= Problem requirements =
From the records, pick out and copy each line containing "насадці".

________

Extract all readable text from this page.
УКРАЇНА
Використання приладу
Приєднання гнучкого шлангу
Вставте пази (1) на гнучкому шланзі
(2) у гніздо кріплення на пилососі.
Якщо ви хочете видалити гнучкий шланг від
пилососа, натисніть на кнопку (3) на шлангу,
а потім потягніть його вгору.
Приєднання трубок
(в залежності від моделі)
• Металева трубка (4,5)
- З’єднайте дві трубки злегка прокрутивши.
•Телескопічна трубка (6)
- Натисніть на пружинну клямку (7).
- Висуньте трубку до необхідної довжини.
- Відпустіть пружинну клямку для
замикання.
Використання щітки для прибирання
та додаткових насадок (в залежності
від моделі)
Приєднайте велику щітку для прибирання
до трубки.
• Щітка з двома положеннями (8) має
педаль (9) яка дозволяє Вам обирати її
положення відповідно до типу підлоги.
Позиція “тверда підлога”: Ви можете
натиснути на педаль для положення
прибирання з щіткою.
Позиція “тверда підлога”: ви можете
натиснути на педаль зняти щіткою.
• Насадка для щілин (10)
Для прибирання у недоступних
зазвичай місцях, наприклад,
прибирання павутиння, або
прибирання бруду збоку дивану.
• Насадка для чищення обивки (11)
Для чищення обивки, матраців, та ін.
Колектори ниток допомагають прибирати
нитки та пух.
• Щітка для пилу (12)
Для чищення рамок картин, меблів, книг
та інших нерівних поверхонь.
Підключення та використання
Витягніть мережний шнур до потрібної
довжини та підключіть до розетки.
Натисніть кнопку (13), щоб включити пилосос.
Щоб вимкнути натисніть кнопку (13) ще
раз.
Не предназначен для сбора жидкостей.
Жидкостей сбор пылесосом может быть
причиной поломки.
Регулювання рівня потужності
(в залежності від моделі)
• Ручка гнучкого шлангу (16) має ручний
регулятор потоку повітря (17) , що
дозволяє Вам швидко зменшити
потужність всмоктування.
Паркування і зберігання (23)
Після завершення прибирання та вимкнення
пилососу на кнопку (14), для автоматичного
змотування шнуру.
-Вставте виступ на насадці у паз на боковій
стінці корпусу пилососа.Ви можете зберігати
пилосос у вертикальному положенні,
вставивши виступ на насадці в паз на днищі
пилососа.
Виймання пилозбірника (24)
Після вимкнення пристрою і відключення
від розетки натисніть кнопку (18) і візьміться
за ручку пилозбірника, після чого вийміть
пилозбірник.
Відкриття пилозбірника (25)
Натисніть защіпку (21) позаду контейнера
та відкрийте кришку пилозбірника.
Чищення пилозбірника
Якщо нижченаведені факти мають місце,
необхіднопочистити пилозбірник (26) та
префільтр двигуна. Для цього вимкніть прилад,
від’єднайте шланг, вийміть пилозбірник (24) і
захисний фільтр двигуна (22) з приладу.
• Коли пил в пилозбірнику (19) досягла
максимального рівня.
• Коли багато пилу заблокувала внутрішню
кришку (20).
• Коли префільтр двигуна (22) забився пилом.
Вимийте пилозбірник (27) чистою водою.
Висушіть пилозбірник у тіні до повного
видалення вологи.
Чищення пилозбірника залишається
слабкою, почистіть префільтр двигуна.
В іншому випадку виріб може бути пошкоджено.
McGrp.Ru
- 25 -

________

= Exercise output =
-Вставте виступ на насадці у паз на боковій
вставивши виступ на насадці в паз на днищі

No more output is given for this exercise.